**Task goal:** Return every record exactly as written.

(Data records)
=======
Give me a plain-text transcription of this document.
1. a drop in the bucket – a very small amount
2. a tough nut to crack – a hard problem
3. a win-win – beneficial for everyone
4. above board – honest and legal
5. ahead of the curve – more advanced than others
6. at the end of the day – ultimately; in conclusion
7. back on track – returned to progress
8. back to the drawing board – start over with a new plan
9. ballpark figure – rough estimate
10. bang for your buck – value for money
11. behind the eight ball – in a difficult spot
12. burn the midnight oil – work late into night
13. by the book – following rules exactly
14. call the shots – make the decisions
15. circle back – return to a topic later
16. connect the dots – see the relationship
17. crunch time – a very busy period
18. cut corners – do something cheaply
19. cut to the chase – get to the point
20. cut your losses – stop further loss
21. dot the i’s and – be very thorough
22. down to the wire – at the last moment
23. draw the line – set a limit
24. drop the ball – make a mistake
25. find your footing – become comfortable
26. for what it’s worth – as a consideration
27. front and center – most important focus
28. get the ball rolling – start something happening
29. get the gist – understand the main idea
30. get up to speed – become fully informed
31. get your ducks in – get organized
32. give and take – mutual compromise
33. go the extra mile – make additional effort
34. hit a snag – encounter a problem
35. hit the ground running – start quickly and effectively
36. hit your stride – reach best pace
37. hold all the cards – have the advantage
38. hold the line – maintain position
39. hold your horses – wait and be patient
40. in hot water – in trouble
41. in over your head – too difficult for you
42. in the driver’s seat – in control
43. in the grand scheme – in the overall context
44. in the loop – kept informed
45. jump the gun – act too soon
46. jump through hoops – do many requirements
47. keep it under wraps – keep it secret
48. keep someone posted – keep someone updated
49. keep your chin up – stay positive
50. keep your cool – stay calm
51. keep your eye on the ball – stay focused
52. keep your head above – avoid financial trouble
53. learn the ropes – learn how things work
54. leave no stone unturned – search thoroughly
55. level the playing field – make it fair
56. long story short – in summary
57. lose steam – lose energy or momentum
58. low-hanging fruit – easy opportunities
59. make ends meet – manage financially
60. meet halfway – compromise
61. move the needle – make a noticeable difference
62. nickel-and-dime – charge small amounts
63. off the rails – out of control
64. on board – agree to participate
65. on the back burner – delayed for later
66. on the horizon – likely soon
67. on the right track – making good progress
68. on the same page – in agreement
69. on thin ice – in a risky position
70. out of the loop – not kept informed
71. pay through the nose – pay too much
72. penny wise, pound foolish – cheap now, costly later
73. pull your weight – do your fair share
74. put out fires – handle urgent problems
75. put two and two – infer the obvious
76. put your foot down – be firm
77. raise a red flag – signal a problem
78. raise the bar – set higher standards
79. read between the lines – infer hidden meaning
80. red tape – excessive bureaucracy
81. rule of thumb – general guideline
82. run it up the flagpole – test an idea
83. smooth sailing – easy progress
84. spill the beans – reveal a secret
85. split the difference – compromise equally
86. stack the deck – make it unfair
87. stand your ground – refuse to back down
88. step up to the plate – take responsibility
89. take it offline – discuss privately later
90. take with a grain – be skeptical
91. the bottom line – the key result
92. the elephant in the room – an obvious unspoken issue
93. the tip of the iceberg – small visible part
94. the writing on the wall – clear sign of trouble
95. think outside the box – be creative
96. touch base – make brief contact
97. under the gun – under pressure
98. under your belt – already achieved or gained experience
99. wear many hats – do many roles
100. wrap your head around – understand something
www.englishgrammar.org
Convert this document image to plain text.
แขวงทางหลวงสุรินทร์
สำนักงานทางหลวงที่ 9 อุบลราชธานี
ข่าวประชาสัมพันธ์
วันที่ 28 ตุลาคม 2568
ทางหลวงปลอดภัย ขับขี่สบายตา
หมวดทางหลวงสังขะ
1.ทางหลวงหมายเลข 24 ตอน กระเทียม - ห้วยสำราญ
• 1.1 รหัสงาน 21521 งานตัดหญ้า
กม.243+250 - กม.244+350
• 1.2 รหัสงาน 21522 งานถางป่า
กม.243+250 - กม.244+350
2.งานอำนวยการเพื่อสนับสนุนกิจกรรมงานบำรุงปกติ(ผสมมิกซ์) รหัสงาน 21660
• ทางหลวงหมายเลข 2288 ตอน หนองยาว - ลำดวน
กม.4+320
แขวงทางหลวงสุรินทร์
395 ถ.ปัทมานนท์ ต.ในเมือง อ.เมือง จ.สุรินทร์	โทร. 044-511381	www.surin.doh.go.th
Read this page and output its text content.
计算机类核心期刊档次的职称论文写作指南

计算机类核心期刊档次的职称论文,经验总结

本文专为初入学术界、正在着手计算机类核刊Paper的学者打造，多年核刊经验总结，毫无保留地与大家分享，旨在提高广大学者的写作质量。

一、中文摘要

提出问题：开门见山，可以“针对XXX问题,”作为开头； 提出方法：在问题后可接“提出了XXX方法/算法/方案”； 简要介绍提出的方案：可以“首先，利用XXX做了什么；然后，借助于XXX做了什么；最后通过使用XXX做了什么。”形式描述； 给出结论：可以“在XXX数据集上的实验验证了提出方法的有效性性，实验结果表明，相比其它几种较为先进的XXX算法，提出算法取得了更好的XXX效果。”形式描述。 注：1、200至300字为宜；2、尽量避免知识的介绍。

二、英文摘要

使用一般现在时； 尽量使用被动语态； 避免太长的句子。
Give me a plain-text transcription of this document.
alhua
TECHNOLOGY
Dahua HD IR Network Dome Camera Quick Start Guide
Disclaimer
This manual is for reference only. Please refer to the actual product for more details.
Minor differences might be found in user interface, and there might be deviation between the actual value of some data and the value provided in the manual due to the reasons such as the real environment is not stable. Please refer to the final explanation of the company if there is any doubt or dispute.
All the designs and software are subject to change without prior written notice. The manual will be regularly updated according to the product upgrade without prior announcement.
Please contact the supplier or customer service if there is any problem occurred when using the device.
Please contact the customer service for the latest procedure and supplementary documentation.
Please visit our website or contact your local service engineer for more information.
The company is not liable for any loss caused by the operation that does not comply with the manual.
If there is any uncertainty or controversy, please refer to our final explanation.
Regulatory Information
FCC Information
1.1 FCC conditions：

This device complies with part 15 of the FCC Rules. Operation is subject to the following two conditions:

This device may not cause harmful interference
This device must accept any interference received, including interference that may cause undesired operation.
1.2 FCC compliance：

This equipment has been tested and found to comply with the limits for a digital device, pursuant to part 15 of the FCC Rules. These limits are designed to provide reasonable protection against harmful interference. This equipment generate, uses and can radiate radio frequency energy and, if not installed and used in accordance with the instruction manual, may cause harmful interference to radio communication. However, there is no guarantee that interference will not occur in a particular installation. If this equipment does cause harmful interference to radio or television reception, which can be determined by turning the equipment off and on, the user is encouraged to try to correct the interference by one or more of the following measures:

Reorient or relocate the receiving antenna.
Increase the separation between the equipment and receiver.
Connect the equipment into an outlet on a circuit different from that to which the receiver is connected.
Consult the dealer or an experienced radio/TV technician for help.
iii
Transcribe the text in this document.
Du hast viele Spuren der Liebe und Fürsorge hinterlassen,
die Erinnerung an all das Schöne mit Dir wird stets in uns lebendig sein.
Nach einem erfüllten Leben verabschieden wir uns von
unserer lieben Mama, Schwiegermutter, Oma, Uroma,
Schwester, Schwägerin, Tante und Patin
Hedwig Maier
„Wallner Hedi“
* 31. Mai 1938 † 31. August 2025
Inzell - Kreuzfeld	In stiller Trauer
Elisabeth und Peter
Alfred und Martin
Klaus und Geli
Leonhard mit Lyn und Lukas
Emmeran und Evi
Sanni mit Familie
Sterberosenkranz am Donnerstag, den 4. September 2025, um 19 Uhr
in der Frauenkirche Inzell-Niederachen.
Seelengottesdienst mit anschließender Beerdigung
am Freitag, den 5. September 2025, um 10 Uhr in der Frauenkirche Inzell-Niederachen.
=======
**Final answer:**
Give me a plain-text transcription of this document.
1. a drop in the bucket – a very small amount
2. a tough nut to crack – a hard problem
3. a win-win – beneficial for everyone
4. above board – honest and legal
5. ahead of the curve – more advanced than others
6. at the end of the day – ultimately; in conclusion
7. back on track – returned to progress
8. back to the drawing board – start over with a new plan
9. ballpark figure – rough estimate
10. bang for your buck – value for money
11. behind the eight ball – in a difficult spot
12. burn the midnight oil – work late into night
13. by the book – following rules exactly
14. call the shots – make the decisions
15. circle back – return to a topic later
16. connect the dots – see the relationship
17. crunch time – a very busy period
18. cut corners – do something cheaply
19. cut to the chase – get to the point
20. cut your losses – stop further loss
21. dot the i’s and – be very thorough
22. down to the wire – at the last moment
23. draw the line – set a limit
24. drop the ball – make a mistake
25. find your footing – become comfortable
26. for what it’s worth – as a consideration
27. front and center – most important focus
28. get the ball rolling – start something happening
29. get the gist – understand the main idea
30. get up to speed – become fully informed
31. get your ducks in – get organized
32. give and take – mutual compromise
33. go the extra mile – make additional effort
34. hit a snag – encounter a problem
35. hit the ground running – start quickly and effectively
36. hit your stride – reach best pace
37. hold all the cards – have the advantage
38. hold the line – maintain position
39. hold your horses – wait and be patient
40. in hot water – in trouble
41. in over your head – too difficult for you
42. in the driver’s seat – in control
43. in the grand scheme – in the overall context
44. in the loop – kept informed
45. jump the gun – act too soon
46. jump through hoops – do many requirements
47. keep it under wraps – keep it secret
48. keep someone posted – keep someone updated
49. keep your chin up – stay positive
50. keep your cool – stay calm
51. keep your eye on the ball – stay focused
52. keep your head above – avoid financial trouble
53. learn the ropes – learn how things work
54. leave no stone unturned – search thoroughly
55. level the playing field – make it fair
56. long story short – in summary
57. lose steam – lose energy or momentum
58. low-hanging fruit – easy opportunities
59. make ends meet – manage financially
60. meet halfway – compromise
61. move the needle – make a noticeable difference
62. nickel-and-dime – charge small amounts
63. off the rails – out of control
64. on board – agree to participate
65. on the back burner – delayed for later
66. on the horizon – likely soon
67. on the right track – making good progress
68. on the same page – in agreement
69. on thin ice – in a risky position
70. out of the loop – not kept informed
71. pay through the nose – pay too much
72. penny wise, pound foolish – cheap now, costly later
73. pull your weight – do your fair share
74. put out fires – handle urgent problems
75. put two and two – infer the obvious
76. put your foot down – be firm
77. raise a red flag – signal a problem
78. raise the bar – set higher standards
79. read between the lines – infer hidden meaning
80. red tape – excessive bureaucracy
81. rule of thumb – general guideline
82. run it up the flagpole – test an idea
83. smooth sailing – easy progress
84. spill the beans – reveal a secret
85. split the difference – compromise equally
86. stack the deck – make it unfair
87. stand your ground – refuse to back down
88. step up to the plate – take responsibility
89. take it offline – discuss privately later
90. take with a grain – be skeptical
91. the bottom line – the key result
92. the elephant in the room – an obvious unspoken issue
93. the tip of the iceberg – small visible part
94. the writing on the wall – clear sign of trouble
95. think outside the box – be creative
96. touch base – make brief contact
97. under the gun – under pressure
98. under your belt – already achieved or gained experience
99. wear many hats – do many roles
100. wrap your head around – understand something
www.englishgrammar.org
Convert this document image to plain text.
แขวงทางหลวงสุรินทร์
สำนักงานทางหลวงที่ 9 อุบลราชธานี
ข่าวประชาสัมพันธ์
วันที่ 28 ตุลาคม 2568
ทางหลวงปลอดภัย ขับขี่สบายตา
หมวดทางหลวงสังขะ
1.ทางหลวงหมายเลข 24 ตอน กระเทียม - ห้วยสำราญ
• 1.1 รหัสงาน 21521 งานตัดหญ้า
กม.243+250 - กม.244+350
• 1.2 รหัสงาน 21522 งานถางป่า
กม.243+250 - กม.244+350
2.งานอำนวยการเพื่อสนับสนุนกิจกรรมงานบำรุงปกติ(ผสมมิกซ์) รหัสงาน 21660
• ทางหลวงหมายเลข 2288 ตอน หนองยาว - ลำดวน
กม.4+320
แขวงทางหลวงสุรินทร์
395 ถ.ปัทมานนท์ ต.ในเมือง อ.เมือง จ.สุรินทร์	โทร. 044-511381	www.surin.doh.go.th
Read this page and output its text content.
计算机类核心期刊档次的职称论文写作指南

计算机类核心期刊档次的职称论文,经验总结

本文专为初入学术界、正在着手计算机类核刊Paper的学者打造，多年核刊经验总结，毫无保留地与大家分享，旨在提高广大学者的写作质量。

一、中文摘要

提出问题：开门见山，可以“针对XXX问题,”作为开头； 提出方法：在问题后可接“提出了XXX方法/算法/方案”； 简要介绍提出的方案：可以“首先，利用XXX做了什么；然后，借助于XXX做了什么；最后通过使用XXX做了什么。”形式描述； 给出结论：可以“在XXX数据集上的实验验证了提出方法的有效性性，实验结果表明，相比其它几种较为先进的XXX算法，提出算法取得了更好的XXX效果。”形式描述。 注：1、200至300字为宜；2、尽量避免知识的介绍。

二、英文摘要

使用一般现在时； 尽量使用被动语态； 避免太长的句子。
Give me a plain-text transcription of this document.
alhua
TECHNOLOGY
Dahua HD IR Network Dome Camera Quick Start Guide
Disclaimer
This manual is for reference only. Please refer to the actual product for more details.
Minor differences might be found in user interface, and there might be deviation between the actual value of some data and the value provided in the manual due to the reasons such as the real environment is not stable. Please refer to the final explanation of the company if there is any doubt or dispute.
All the designs and software are subject to change without prior written notice. The manual will be regularly updated according to the product upgrade without prior announcement.
Please contact the supplier or customer service if there is any problem occurred when using the device.
Please contact the customer service for the latest procedure and supplementary documentation.
Please visit our website or contact your local service engineer for more information.
The company is not liable for any loss caused by the operation that does not comply with the manual.
If there is any uncertainty or controversy, please refer to our final explanation.
Regulatory Information
FCC Information
1.1 FCC conditions：

This device complies with part 15 of the FCC Rules. Operation is subject to the following two conditions:

This device may not cause harmful interference
This device must accept any interference received, including interference that may cause undesired operation.
1.2 FCC compliance：

This equipment has been tested and found to comply with the limits for a digital device, pursuant to part 15 of the FCC Rules. These limits are designed to provide reasonable protection against harmful interference. This equipment generate, uses and can radiate radio frequency energy and, if not installed and used in accordance with the instruction manual, may cause harmful interference to radio communication. However, there is no guarantee that interference will not occur in a particular installation. If this equipment does cause harmful interference to radio or television reception, which can be determined by turning the equipment off and on, the user is encouraged to try to correct the interference by one or more of the following measures:

Reorient or relocate the receiving antenna.
Increase the separation between the equipment and receiver.
Connect the equipment into an outlet on a circuit different from that to which the receiver is connected.
Consult the dealer or an experienced radio/TV technician for help.
iii
Transcribe the text in this document.
Du hast viele Spuren der Liebe und Fürsorge hinterlassen,
die Erinnerung an all das Schöne mit Dir wird stets in uns lebendig sein.
Nach einem erfüllten Leben verabschieden wir uns von
unserer lieben Mama, Schwiegermutter, Oma, Uroma,
Schwester, Schwägerin, Tante und Patin
Hedwig Maier
„Wallner Hedi“
* 31. Mai 1938 † 31. August 2025
Inzell - Kreuzfeld	In stiller Trauer
Elisabeth und Peter
Alfred und Martin
Klaus und Geli
Leonhard mit Lyn und Lukas
Emmeran und Evi
Sanni mit Familie
Sterberosenkranz am Donnerstag, den 4. September 2025, um 19 Uhr
in der Frauenkirche Inzell-Niederachen.
Seelengottesdienst mit anschließender Beerdigung
am Freitag, den 5. September 2025, um 10 Uhr in der Frauenkirche Inzell-Niederachen.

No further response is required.